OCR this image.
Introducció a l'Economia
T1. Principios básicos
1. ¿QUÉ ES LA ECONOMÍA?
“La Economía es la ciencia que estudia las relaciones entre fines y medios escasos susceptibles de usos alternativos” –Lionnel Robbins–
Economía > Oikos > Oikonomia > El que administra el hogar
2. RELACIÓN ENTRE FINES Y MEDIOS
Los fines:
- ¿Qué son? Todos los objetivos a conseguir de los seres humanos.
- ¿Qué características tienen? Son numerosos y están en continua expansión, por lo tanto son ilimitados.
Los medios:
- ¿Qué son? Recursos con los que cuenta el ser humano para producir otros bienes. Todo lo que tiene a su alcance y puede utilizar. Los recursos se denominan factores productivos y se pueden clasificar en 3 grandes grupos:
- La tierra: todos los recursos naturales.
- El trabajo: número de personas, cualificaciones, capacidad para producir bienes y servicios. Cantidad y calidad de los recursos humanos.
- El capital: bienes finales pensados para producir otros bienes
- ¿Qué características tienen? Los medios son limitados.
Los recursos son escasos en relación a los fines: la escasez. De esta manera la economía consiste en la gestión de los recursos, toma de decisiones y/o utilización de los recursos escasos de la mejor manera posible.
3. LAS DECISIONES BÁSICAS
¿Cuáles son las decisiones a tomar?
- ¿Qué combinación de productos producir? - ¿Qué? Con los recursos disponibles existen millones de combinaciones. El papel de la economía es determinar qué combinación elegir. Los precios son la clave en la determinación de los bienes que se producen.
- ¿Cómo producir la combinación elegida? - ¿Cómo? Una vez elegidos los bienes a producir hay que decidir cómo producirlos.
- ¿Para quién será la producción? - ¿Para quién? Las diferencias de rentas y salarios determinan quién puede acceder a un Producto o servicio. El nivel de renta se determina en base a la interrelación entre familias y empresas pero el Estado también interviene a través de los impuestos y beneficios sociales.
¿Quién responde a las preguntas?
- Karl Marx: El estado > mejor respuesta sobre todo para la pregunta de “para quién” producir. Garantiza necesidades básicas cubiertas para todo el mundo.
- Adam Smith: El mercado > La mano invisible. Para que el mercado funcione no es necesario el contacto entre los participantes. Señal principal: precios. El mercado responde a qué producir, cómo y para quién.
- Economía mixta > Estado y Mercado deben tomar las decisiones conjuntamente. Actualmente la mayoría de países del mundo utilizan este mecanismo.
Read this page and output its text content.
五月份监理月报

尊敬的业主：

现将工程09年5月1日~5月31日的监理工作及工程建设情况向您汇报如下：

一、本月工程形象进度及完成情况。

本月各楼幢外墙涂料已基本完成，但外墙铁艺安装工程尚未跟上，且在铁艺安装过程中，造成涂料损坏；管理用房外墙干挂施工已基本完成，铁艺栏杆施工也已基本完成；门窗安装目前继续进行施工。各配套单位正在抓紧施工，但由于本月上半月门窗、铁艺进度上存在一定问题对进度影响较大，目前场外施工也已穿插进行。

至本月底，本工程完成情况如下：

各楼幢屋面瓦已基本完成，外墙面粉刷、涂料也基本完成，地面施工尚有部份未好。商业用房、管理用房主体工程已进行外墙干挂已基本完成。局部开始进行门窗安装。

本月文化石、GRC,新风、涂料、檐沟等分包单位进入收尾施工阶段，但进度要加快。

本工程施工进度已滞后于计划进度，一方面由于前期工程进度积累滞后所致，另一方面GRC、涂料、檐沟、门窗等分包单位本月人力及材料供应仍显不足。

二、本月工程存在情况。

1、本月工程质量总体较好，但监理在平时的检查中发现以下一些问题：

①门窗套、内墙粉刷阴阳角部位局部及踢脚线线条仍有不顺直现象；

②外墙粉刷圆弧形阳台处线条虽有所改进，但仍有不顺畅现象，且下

◆ DIRECTIONS
Would you reproduce the material above in full, exactly as given?

◆ TASK OUTPUT
OCR this image.
Introducció a l'Economia
T1. Principios básicos
1. ¿QUÉ ES LA ECONOMÍA?
“La Economía es la ciencia que estudia las relaciones entre fines y medios escasos susceptibles de usos alternativos” –Lionnel Robbins–
Economía > Oikos > Oikonomia > El que administra el hogar
2. RELACIÓN ENTRE FINES Y MEDIOS
Los fines:
- ¿Qué son? Todos los objetivos a conseguir de los seres humanos.
- ¿Qué características tienen? Son numerosos y están en continua expansión, por lo tanto son ilimitados.
Los medios:
- ¿Qué son? Recursos con los que cuenta el ser humano para producir otros bienes. Todo lo que tiene a su alcance y puede utilizar. Los recursos se denominan factores productivos y se pueden clasificar en 3 grandes grupos:
- La tierra: todos los recursos naturales.
- El trabajo: número de personas, cualificaciones, capacidad para producir bienes y servicios. Cantidad y calidad de los recursos humanos.
- El capital: bienes finales pensados para producir otros bienes
- ¿Qué características tienen? Los medios son limitados.
Los recursos son escasos en relación a los fines: la escasez. De esta manera la economía consiste en la gestión de los recursos, toma de decisiones y/o utilización de los recursos escasos de la mejor manera posible.
3. LAS DECISIONES BÁSICAS
¿Cuáles son las decisiones a tomar?
- ¿Qué combinación de productos producir? - ¿Qué? Con los recursos disponibles existen millones de combinaciones. El papel de la economía es determinar qué combinación elegir. Los precios son la clave en la determinación de los bienes que se producen.
- ¿Cómo producir la combinación elegida? - ¿Cómo? Una vez elegidos los bienes a producir hay que decidir cómo producirlos.
- ¿Para quién será la producción? - ¿Para quién? Las diferencias de rentas y salarios determinan quién puede acceder a un Producto o servicio. El nivel de renta se determina en base a la interrelación entre familias y empresas pero el Estado también interviene a través de los impuestos y beneficios sociales.
¿Quién responde a las preguntas?
- Karl Marx: El estado > mejor respuesta sobre todo para la pregunta de “para quién” producir. Garantiza necesidades básicas cubiertas para todo el mundo.
- Adam Smith: El mercado > La mano invisible. Para que el mercado funcione no es necesario el contacto entre los participantes. Señal principal: precios. El mercado responde a qué producir, cómo y para quién.
- Economía mixta > Estado y Mercado deben tomar las decisiones conjuntamente. Actualmente la mayoría de países del mundo utilizan este mecanismo.
Read this page and output its text content.
五月份监理月报

尊敬的业主：

现将工程09年5月1日~5月31日的监理工作及工程建设情况向您汇报如下：

一、本月工程形象进度及完成情况。

本月各楼幢外墙涂料已基本完成，但外墙铁艺安装工程尚未跟上，且在铁艺安装过程中，造成涂料损坏；管理用房外墙干挂施工已基本完成，铁艺栏杆施工也已基本完成；门窗安装目前继续进行施工。各配套单位正在抓紧施工，但由于本月上半月门窗、铁艺进度上存在一定问题对进度影响较大，目前场外施工也已穿插进行。

至本月底，本工程完成情况如下：

各楼幢屋面瓦已基本完成，外墙面粉刷、涂料也基本完成，地面施工尚有部份未好。商业用房、管理用房主体工程已进行外墙干挂已基本完成。局部开始进行门窗安装。

本月文化石、GRC,新风、涂料、檐沟等分包单位进入收尾施工阶段，但进度要加快。

本工程施工进度已滞后于计划进度，一方面由于前期工程进度积累滞后所致，另一方面GRC、涂料、檐沟、门窗等分包单位本月人力及材料供应仍显不足。

二、本月工程存在情况。

1、本月工程质量总体较好，但监理在平时的检查中发现以下一些问题：

①门窗套、内墙粉刷阴阳角部位局部及踢脚线线条仍有不顺直现象；

②外墙粉刷圆弧形阳台处线条虽有所改进，但仍有不顺畅现象，且下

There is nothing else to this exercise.